• [Problem]: In the listing that follows, count each line containing the string "almost" and report only the count.

------ Data provided

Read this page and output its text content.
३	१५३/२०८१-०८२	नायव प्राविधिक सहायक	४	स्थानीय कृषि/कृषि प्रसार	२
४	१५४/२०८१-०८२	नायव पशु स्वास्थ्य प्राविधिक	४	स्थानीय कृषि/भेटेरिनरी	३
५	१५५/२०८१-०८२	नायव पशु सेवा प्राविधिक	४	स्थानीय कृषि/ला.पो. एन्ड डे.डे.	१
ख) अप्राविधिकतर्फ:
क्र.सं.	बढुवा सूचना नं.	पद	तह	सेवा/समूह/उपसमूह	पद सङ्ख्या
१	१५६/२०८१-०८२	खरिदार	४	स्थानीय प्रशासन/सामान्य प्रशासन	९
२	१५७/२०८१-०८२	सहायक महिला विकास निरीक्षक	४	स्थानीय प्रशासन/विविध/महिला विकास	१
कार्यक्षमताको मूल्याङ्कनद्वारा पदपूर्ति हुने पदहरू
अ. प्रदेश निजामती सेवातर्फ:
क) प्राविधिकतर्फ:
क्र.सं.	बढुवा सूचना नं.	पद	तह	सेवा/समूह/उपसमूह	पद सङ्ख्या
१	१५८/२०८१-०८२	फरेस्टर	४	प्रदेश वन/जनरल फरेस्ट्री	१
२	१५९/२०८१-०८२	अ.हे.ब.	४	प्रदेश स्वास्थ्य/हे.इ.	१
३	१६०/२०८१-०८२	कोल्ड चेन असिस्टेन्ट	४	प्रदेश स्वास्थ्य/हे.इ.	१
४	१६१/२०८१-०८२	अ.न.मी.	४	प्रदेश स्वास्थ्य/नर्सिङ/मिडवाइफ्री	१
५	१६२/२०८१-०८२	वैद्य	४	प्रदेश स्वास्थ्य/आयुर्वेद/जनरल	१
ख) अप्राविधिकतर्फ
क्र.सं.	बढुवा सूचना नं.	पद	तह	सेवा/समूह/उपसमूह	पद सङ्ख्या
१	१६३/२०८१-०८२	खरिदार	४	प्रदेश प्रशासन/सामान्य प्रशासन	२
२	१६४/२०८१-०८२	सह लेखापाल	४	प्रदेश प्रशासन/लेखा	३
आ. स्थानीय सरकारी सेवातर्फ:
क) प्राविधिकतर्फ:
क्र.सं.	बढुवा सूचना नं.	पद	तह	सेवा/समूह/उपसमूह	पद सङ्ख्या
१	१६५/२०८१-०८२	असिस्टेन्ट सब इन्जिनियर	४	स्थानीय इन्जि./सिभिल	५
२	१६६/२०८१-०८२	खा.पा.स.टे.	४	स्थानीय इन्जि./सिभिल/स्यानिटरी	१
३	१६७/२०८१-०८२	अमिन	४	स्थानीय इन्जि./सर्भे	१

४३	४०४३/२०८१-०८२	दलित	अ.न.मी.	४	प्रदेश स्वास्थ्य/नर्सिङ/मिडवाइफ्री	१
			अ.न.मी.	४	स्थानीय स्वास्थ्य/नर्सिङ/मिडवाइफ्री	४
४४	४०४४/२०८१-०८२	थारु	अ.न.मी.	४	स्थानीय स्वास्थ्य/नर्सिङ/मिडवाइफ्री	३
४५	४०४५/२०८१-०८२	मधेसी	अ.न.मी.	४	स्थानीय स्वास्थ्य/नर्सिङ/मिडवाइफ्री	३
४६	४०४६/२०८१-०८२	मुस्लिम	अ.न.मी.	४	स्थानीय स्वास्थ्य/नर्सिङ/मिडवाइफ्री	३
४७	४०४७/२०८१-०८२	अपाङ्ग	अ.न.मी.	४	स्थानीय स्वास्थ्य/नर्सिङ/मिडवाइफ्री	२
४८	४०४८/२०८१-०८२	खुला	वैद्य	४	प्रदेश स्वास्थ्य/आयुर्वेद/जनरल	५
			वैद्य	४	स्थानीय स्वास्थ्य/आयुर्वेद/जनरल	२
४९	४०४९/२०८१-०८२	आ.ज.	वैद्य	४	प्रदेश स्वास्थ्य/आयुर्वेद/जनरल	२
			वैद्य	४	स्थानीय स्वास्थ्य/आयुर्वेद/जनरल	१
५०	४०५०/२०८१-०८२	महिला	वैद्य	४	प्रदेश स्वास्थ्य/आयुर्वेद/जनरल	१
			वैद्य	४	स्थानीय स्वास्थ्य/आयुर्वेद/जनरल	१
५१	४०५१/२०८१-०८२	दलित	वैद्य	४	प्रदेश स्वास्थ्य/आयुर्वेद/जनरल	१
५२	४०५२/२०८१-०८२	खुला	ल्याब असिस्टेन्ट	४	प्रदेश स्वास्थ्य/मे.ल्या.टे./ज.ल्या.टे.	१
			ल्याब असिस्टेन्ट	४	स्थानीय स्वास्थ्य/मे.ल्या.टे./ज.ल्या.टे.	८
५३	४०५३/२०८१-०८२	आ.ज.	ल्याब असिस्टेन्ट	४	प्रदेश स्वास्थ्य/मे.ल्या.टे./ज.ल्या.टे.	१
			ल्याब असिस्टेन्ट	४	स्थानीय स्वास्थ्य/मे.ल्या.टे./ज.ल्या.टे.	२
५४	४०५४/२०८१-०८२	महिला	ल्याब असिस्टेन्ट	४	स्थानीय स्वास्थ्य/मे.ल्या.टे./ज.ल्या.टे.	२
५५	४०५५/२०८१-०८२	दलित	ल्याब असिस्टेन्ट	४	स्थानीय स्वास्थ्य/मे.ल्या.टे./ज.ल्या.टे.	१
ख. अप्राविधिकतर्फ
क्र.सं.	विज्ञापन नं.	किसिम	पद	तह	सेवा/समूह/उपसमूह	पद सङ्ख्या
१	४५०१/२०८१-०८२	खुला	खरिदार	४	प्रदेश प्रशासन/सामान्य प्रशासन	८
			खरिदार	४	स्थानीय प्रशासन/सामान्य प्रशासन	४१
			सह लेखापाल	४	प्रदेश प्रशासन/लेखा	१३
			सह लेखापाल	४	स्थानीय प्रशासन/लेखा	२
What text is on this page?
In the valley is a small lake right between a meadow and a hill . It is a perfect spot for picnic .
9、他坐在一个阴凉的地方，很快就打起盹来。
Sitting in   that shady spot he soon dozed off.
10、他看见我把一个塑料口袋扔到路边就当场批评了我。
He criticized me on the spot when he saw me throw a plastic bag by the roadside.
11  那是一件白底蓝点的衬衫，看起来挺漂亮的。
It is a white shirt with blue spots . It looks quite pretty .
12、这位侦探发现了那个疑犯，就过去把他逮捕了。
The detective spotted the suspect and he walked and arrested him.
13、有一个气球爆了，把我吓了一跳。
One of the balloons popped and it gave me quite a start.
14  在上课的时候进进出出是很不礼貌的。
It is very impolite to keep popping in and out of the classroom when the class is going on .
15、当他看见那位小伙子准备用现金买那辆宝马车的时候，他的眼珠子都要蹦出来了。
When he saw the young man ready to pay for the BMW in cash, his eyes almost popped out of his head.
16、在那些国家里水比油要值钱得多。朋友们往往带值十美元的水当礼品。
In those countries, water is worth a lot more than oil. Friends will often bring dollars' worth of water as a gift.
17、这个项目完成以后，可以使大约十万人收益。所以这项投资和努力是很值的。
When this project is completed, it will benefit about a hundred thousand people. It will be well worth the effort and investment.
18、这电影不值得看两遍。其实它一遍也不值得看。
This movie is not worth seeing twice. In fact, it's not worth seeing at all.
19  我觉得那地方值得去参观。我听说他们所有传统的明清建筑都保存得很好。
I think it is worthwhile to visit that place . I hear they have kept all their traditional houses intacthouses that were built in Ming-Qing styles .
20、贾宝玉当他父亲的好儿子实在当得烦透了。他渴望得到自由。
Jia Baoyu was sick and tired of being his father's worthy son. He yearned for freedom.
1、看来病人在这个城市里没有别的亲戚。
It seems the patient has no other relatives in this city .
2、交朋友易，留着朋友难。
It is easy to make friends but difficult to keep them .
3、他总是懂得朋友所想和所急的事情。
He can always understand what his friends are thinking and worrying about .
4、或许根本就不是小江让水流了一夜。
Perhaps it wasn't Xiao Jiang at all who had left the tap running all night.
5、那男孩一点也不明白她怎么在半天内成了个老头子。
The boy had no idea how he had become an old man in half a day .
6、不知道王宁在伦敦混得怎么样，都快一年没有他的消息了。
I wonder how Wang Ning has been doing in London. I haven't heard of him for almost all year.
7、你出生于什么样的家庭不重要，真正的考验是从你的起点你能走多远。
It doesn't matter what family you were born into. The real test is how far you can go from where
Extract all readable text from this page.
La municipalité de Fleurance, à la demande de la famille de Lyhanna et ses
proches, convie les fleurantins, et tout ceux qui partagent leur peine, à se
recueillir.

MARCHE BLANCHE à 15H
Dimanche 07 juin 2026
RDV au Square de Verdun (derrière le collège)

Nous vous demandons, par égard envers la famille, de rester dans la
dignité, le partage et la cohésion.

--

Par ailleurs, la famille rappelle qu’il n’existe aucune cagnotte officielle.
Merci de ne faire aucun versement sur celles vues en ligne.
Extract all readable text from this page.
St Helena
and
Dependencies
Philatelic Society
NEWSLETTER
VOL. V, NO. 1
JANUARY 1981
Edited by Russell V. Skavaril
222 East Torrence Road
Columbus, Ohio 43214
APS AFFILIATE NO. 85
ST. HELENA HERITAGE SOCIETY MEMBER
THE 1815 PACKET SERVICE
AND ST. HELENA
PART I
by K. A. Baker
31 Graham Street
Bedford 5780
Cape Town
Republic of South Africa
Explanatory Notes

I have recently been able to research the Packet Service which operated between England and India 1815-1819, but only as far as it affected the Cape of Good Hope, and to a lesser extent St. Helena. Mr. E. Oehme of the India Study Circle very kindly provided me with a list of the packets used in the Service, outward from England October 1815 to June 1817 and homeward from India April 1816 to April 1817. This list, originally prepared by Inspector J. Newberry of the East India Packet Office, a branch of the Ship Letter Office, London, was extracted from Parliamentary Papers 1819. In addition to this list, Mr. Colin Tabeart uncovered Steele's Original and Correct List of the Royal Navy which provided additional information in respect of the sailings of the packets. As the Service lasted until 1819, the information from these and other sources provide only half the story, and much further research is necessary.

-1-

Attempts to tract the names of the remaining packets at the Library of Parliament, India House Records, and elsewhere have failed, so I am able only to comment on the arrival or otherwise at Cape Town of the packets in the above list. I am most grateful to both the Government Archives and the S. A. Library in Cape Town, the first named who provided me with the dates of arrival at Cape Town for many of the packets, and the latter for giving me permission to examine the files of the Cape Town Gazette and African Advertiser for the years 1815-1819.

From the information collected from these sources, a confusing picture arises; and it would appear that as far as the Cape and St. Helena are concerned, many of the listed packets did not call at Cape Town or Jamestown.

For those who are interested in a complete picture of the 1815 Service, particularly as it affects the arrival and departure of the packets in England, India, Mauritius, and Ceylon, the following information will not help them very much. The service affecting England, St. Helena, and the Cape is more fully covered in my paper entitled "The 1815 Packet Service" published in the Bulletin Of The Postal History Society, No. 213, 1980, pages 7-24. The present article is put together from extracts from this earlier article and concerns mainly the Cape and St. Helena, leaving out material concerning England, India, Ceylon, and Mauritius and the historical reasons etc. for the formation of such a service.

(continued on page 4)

------------

• [Expected answer]: 2